Start of DATA RECORDS

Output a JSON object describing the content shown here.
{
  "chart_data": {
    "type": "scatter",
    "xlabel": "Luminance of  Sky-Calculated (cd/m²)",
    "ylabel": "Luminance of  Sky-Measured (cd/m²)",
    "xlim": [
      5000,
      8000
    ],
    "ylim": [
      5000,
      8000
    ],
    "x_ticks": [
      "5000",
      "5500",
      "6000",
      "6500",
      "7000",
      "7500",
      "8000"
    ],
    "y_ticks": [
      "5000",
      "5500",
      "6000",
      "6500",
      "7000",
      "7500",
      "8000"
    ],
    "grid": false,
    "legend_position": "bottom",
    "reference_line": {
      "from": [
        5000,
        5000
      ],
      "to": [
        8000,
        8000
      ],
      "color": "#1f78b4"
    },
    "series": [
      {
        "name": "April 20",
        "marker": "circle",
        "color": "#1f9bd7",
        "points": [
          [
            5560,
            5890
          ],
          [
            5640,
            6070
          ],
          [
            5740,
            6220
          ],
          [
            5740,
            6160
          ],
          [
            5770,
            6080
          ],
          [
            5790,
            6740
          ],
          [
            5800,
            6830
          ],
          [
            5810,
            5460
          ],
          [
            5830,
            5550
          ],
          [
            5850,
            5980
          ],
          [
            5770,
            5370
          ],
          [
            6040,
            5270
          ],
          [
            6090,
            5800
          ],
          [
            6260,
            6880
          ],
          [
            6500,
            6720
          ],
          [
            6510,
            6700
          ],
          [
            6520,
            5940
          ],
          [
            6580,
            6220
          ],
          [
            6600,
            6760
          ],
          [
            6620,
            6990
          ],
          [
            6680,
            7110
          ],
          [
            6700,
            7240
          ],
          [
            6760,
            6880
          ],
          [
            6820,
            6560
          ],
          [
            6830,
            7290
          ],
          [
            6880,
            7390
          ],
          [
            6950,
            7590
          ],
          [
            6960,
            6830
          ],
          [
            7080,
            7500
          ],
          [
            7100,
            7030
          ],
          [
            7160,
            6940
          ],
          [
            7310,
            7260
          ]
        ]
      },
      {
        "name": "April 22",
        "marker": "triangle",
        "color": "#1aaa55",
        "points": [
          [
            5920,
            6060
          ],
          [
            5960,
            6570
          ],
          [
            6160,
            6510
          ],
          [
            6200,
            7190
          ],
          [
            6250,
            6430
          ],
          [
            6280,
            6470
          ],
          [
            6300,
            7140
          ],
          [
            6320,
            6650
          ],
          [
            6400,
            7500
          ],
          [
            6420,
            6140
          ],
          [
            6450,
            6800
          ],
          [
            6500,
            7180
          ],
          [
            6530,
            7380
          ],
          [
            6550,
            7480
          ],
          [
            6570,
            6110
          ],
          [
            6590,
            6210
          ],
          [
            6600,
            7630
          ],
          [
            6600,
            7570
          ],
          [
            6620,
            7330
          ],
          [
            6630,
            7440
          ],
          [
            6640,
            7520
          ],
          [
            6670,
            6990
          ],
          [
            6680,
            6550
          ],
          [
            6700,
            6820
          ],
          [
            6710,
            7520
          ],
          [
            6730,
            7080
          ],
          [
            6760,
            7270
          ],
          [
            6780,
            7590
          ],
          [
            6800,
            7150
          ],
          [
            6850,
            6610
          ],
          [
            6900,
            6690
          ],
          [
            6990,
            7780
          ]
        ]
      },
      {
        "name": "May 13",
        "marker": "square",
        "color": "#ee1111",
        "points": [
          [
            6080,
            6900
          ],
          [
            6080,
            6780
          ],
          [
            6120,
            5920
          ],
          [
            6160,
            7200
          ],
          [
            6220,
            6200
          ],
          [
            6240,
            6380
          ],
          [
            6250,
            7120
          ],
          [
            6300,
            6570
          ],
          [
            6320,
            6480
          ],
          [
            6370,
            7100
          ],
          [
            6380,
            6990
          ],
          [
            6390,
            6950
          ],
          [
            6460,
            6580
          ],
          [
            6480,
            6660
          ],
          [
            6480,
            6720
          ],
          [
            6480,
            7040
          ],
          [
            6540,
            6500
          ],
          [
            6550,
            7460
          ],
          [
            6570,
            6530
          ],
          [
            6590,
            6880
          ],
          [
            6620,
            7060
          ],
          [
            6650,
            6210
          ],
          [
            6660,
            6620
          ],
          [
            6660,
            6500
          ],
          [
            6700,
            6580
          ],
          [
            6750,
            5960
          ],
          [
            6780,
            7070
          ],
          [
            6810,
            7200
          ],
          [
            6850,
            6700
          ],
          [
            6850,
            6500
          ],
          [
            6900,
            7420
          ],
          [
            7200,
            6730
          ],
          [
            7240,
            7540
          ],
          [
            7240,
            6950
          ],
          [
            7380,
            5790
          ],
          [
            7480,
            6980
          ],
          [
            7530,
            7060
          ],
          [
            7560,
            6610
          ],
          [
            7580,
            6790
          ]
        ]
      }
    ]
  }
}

End of DATA RECORDS

EXERCISE: Report how many lines of the data contain the word "name", using the number alone.

EXPECTED OUTPUT: 3